[Data items]
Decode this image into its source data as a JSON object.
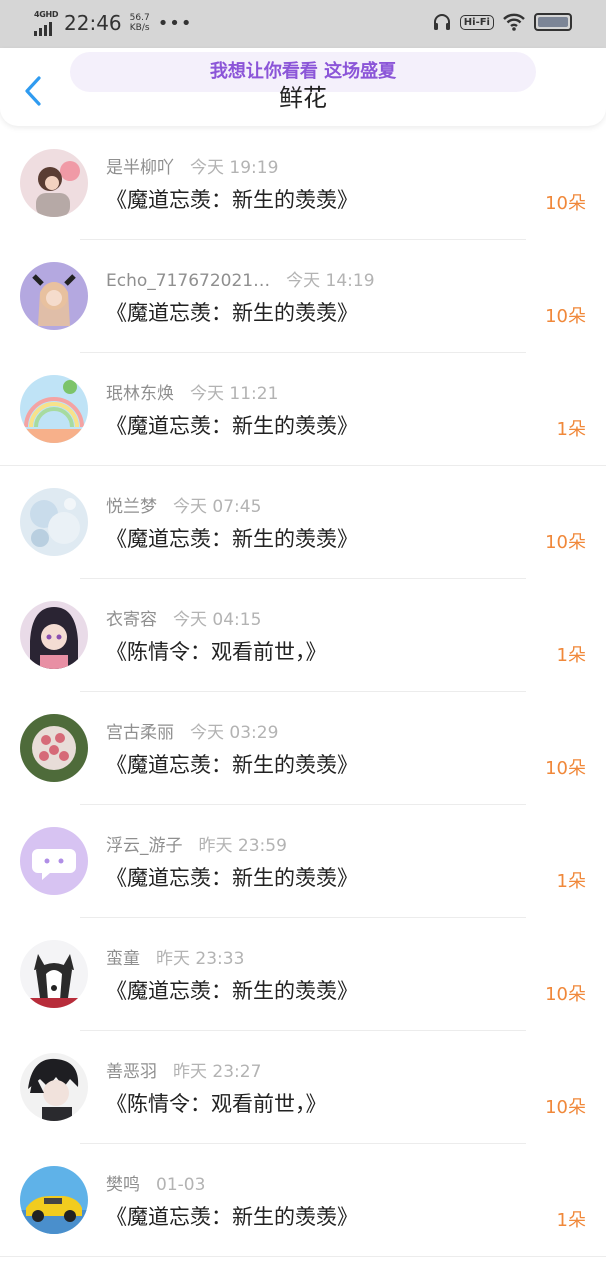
{
  "status_bar": {
    "network": "4GHD",
    "time": "22:46",
    "speed_value": "56.7",
    "speed_unit": "KB/s",
    "more": "•••",
    "hifi": "Hi-Fi"
  },
  "header": {
    "banner": "我想让你看看 这场盛夏",
    "title": "鲜花"
  },
  "colors": {
    "accent_orange": "#f0883a",
    "banner_purple": "#8b55d8"
  },
  "items": [
    {
      "name": "是半柳吖",
      "time": "今天 19:19",
      "work": "《魔道忘羡：新生的羡羡》",
      "count": "10朵",
      "avatar": "avatar-girl-pink"
    },
    {
      "name": "Echo_717672021…",
      "time": "今天 14:19",
      "work": "《魔道忘羡：新生的羡羡》",
      "count": "10朵",
      "avatar": "avatar-anime-girl-purple"
    },
    {
      "name": "珉林东焕",
      "time": "今天 11:21",
      "work": "《魔道忘羡：新生的羡羡》",
      "count": "1朵",
      "avatar": "avatar-rainbow-sky"
    },
    {
      "name": "悦兰梦",
      "time": "今天 07:45",
      "work": "《魔道忘羡：新生的羡羡》",
      "count": "10朵",
      "avatar": "avatar-pale-blue"
    },
    {
      "name": "衣寄容",
      "time": "今天 04:15",
      "work": "《陈情令：观看前世，》",
      "count": "1朵",
      "avatar": "avatar-anime-dark-hair"
    },
    {
      "name": "宫古柔丽",
      "time": "今天 03:29",
      "work": "《魔道忘羡：新生的羡羡》",
      "count": "10朵",
      "avatar": "avatar-flower-bouquet"
    },
    {
      "name": "浮云_游子",
      "time": "昨天 23:59",
      "work": "《魔道忘羡：新生的羡羡》",
      "count": "1朵",
      "avatar": "avatar-default-chat"
    },
    {
      "name": "蛮童",
      "time": "昨天 23:33",
      "work": "《魔道忘羡：新生的羡羡》",
      "count": "10朵",
      "avatar": "avatar-husky"
    },
    {
      "name": "善恶羽",
      "time": "昨天 23:27",
      "work": "《陈情令：观看前世，》",
      "count": "10朵",
      "avatar": "avatar-anime-boy"
    },
    {
      "name": "樊鸣",
      "time": "01-03",
      "work": "《魔道忘羡：新生的羡羡》",
      "count": "1朵",
      "avatar": "avatar-yellow-car"
    }
  ]
}
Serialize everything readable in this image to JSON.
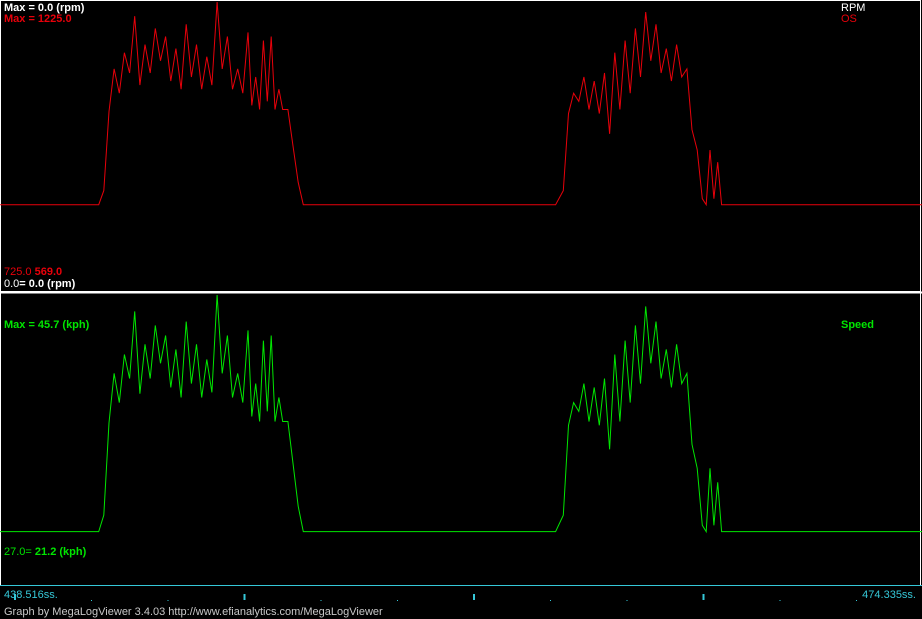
{
  "app": {
    "credit": "Graph by MegaLogViewer 3.4.03 http://www.efianalytics.com/MegaLogViewer"
  },
  "colors": {
    "background": "#000000",
    "frame": "#ffffff",
    "rpm": "#ffffff",
    "os": "#e8000a",
    "speed": "#00e600",
    "time_axis": "#35c8d8"
  },
  "panels": {
    "top": {
      "max_rpm_label": "Max = 0.0 (rpm)",
      "max_os_label": "Max = 1225.0",
      "legend_rpm": "RPM",
      "legend_os": "OS",
      "min_os_prefix": "725.0",
      "min_os_value": "569.0",
      "min_rpm_prefix": "0.0",
      "min_rpm_value": "= 0.0 (rpm)"
    },
    "bottom": {
      "max_speed_label": "Max = 45.7 (kph)",
      "legend_speed": "Speed",
      "min_speed_prefix": "27.0=",
      "min_speed_value": "21.2 (kph)"
    }
  },
  "time_axis": {
    "start_label": "438.516ss.",
    "end_label": "474.335ss."
  },
  "chart_data": [
    {
      "type": "line",
      "title": "",
      "x_range": [
        438.516,
        474.335
      ],
      "ylim": [
        569.0,
        1225.0
      ],
      "series": [
        {
          "name": "OS",
          "x": [
            438.52,
            442.35,
            442.55,
            442.75,
            442.95,
            443.15,
            443.35,
            443.55,
            443.75,
            443.95,
            444.15,
            444.35,
            444.55,
            444.75,
            444.95,
            445.15,
            445.35,
            445.55,
            445.75,
            445.95,
            446.15,
            446.35,
            446.55,
            446.75,
            446.95,
            447.15,
            447.35,
            447.55,
            447.75,
            447.95,
            448.15,
            448.3,
            448.45,
            448.6,
            448.75,
            448.9,
            449.05,
            449.2,
            449.35,
            449.5,
            449.7,
            449.9,
            450.1,
            450.3,
            450.45,
            450.6,
            460.1,
            460.4,
            460.6,
            460.8,
            461.0,
            461.2,
            461.4,
            461.6,
            461.8,
            462.0,
            462.2,
            462.4,
            462.6,
            462.8,
            463.0,
            463.2,
            463.4,
            463.6,
            463.8,
            464.0,
            464.2,
            464.4,
            464.6,
            464.8,
            465.0,
            465.2,
            465.4,
            465.6,
            465.8,
            465.95,
            466.1,
            466.25,
            466.4,
            466.55,
            466.7,
            466.85,
            474.34
          ],
          "values": [
            725,
            725,
            760,
            955,
            1060,
            1000,
            1100,
            1050,
            1190,
            1020,
            1120,
            1050,
            1160,
            1080,
            1140,
            1030,
            1110,
            1010,
            1170,
            1040,
            1120,
            1010,
            1090,
            1020,
            1225,
            1060,
            1140,
            1010,
            1060,
            1000,
            1150,
            970,
            1040,
            960,
            1130,
            980,
            1140,
            960,
            1010,
            960,
            960,
            870,
            780,
            725,
            725,
            725,
            725,
            760,
            950,
            1000,
            980,
            1040,
            960,
            1030,
            950,
            1050,
            900,
            1100,
            960,
            1130,
            1000,
            1160,
            1040,
            1200,
            1080,
            1170,
            1050,
            1110,
            1030,
            1120,
            1040,
            1060,
            910,
            860,
            740,
            725,
            860,
            740,
            830,
            725,
            725,
            725,
            725
          ]
        }
      ]
    },
    {
      "type": "line",
      "title": "",
      "x_range": [
        438.516,
        474.335
      ],
      "ylim": [
        21.2,
        45.7
      ],
      "series": [
        {
          "name": "Speed",
          "x": [
            438.52,
            442.35,
            442.55,
            442.75,
            442.95,
            443.15,
            443.35,
            443.55,
            443.75,
            443.95,
            444.15,
            444.35,
            444.55,
            444.75,
            444.95,
            445.15,
            445.35,
            445.55,
            445.75,
            445.95,
            446.15,
            446.35,
            446.55,
            446.75,
            446.95,
            447.15,
            447.35,
            447.55,
            447.75,
            447.95,
            448.15,
            448.3,
            448.45,
            448.6,
            448.75,
            448.9,
            449.05,
            449.2,
            449.35,
            449.5,
            449.7,
            449.9,
            450.1,
            450.3,
            450.45,
            450.6,
            460.1,
            460.4,
            460.6,
            460.8,
            461.0,
            461.2,
            461.4,
            461.6,
            461.8,
            462.0,
            462.2,
            462.4,
            462.6,
            462.8,
            463.0,
            463.2,
            463.4,
            463.6,
            463.8,
            464.0,
            464.2,
            464.4,
            464.6,
            464.8,
            465.0,
            465.2,
            465.4,
            465.6,
            465.8,
            465.95,
            466.1,
            466.25,
            466.4,
            466.55,
            466.7,
            466.85,
            474.34
          ],
          "values": [
            27.0,
            27.0,
            28.3,
            35.6,
            39.5,
            37.2,
            41.0,
            39.1,
            44.4,
            37.9,
            41.8,
            39.1,
            43.3,
            40.3,
            42.5,
            38.4,
            41.4,
            37.6,
            43.6,
            38.7,
            41.8,
            37.6,
            40.6,
            38.0,
            45.7,
            39.5,
            42.5,
            37.6,
            39.5,
            37.2,
            42.9,
            36.1,
            38.7,
            35.7,
            42.1,
            36.5,
            42.5,
            35.7,
            37.6,
            35.7,
            35.7,
            32.4,
            29.0,
            27.0,
            27.0,
            27.0,
            27.0,
            28.3,
            35.4,
            37.2,
            36.5,
            38.7,
            35.7,
            38.4,
            35.4,
            39.1,
            33.5,
            41.0,
            35.7,
            42.1,
            37.2,
            43.3,
            38.7,
            44.8,
            40.3,
            43.6,
            39.1,
            41.4,
            38.4,
            41.8,
            38.7,
            39.5,
            33.9,
            32.0,
            27.5,
            27.0,
            32.0,
            27.5,
            30.9,
            27.0,
            27.0,
            27.0,
            27.0
          ]
        }
      ]
    }
  ]
}
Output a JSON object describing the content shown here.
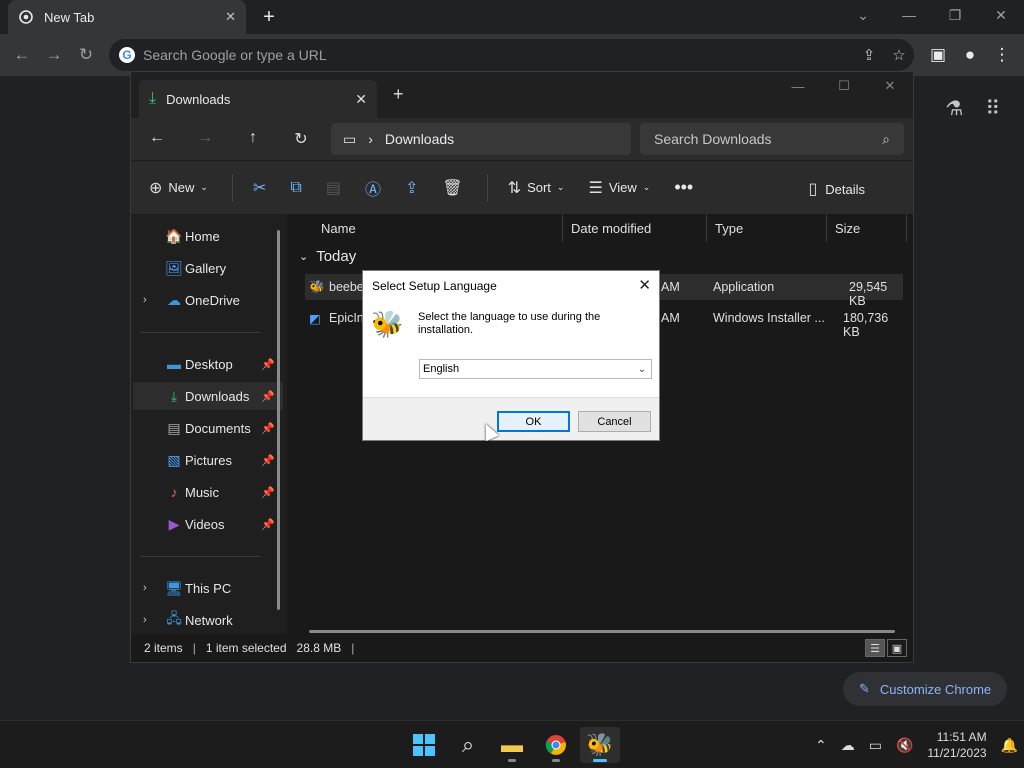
{
  "chrome": {
    "tab_title": "New Tab",
    "tab_close": "✕",
    "new_tab": "+",
    "omnibox_placeholder": "Search Google or type a URL",
    "customize_label": "Customize Chrome"
  },
  "explorer": {
    "tab_title": "Downloads",
    "breadcrumb": "Downloads",
    "search_placeholder": "Search Downloads",
    "commands": {
      "new": "New",
      "sort": "Sort",
      "view": "View",
      "details": "Details"
    },
    "sidebar": {
      "home": "Home",
      "gallery": "Gallery",
      "onedrive": "OneDrive",
      "desktop": "Desktop",
      "downloads": "Downloads",
      "documents": "Documents",
      "pictures": "Pictures",
      "music": "Music",
      "videos": "Videos",
      "this_pc": "This PC",
      "network": "Network"
    },
    "columns": {
      "name": "Name",
      "date": "Date modified",
      "type": "Type",
      "size": "Size"
    },
    "group": "Today",
    "files": [
      {
        "name": "beebe",
        "date": "AM",
        "type": "Application",
        "size": "29,545 KB"
      },
      {
        "name": "EpicIns",
        "date": "AM",
        "type": "Windows Installer ...",
        "size": "180,736 KB"
      }
    ],
    "status": {
      "items": "2 items",
      "selected": "1 item selected",
      "size": "28.8 MB"
    }
  },
  "dialog": {
    "title": "Select Setup Language",
    "message": "Select the language to use during the installation.",
    "language": "English",
    "ok": "OK",
    "cancel": "Cancel"
  },
  "taskbar": {
    "time": "11:51 AM",
    "date": "11/21/2023"
  },
  "colors": {
    "accent": "#4cc2ff",
    "dialog_primary_border": "#0078d7",
    "link": "#8ab4f8"
  }
}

Task directions:
Pull out every line of the records above that contains the word "size".

Task result:
      "size": "Size"
        "size": "29,545 KB"
        "size": "180,736 KB"
      "size": "28.8 MB"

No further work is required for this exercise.